WRITTEN INSTRUCTION:
Output all of the entries exactly as written.

Dataset entries:
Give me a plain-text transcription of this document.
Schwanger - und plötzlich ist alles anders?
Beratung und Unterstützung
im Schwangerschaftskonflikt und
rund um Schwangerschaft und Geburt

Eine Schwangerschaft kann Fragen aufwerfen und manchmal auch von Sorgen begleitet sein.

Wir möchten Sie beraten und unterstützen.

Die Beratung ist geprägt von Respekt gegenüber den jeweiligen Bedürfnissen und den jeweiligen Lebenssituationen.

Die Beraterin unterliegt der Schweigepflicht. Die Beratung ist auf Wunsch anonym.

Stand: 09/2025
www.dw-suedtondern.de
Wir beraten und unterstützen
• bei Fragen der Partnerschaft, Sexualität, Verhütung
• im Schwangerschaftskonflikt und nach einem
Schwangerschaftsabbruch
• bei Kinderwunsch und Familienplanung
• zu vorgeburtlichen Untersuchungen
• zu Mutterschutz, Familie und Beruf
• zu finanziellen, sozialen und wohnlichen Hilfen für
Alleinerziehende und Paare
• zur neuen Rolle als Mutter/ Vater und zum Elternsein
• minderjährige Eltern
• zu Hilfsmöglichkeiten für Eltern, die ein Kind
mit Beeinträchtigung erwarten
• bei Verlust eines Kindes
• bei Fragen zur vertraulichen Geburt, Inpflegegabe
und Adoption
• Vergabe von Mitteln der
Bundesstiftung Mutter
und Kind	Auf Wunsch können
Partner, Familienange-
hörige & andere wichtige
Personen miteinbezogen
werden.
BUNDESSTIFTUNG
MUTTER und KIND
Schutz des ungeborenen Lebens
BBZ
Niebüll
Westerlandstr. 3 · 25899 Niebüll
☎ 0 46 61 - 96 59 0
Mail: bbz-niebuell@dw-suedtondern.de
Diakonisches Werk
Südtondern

EXERCISE SOLUTION:
Give me a plain-text transcription of this document.
Schwanger - und plötzlich ist alles anders?
Beratung und Unterstützung
im Schwangerschaftskonflikt und
rund um Schwangerschaft und Geburt

Eine Schwangerschaft kann Fragen aufwerfen und manchmal auch von Sorgen begleitet sein.

Wir möchten Sie beraten und unterstützen.

Die Beratung ist geprägt von Respekt gegenüber den jeweiligen Bedürfnissen und den jeweiligen Lebenssituationen.

Die Beraterin unterliegt der Schweigepflicht. Die Beratung ist auf Wunsch anonym.

Stand: 09/2025
www.dw-suedtondern.de
Wir beraten und unterstützen
• bei Fragen der Partnerschaft, Sexualität, Verhütung
• im Schwangerschaftskonflikt und nach einem
Schwangerschaftsabbruch
• bei Kinderwunsch und Familienplanung
• zu vorgeburtlichen Untersuchungen
• zu Mutterschutz, Familie und Beruf
• zu finanziellen, sozialen und wohnlichen Hilfen für
Alleinerziehende und Paare
• zur neuen Rolle als Mutter/ Vater und zum Elternsein
• minderjährige Eltern
• zu Hilfsmöglichkeiten für Eltern, die ein Kind
mit Beeinträchtigung erwarten
• bei Verlust eines Kindes
• bei Fragen zur vertraulichen Geburt, Inpflegegabe
und Adoption
• Vergabe von Mitteln der
Bundesstiftung Mutter
und Kind	Auf Wunsch können
Partner, Familienange-
hörige & andere wichtige
Personen miteinbezogen
werden.
BUNDESSTIFTUNG
MUTTER und KIND
Schutz des ungeborenen Lebens
BBZ
Niebüll
Westerlandstr. 3 · 25899 Niebüll
☎ 0 46 61 - 96 59 0
Mail: bbz-niebuell@dw-suedtondern.de
Diakonisches Werk
Südtondern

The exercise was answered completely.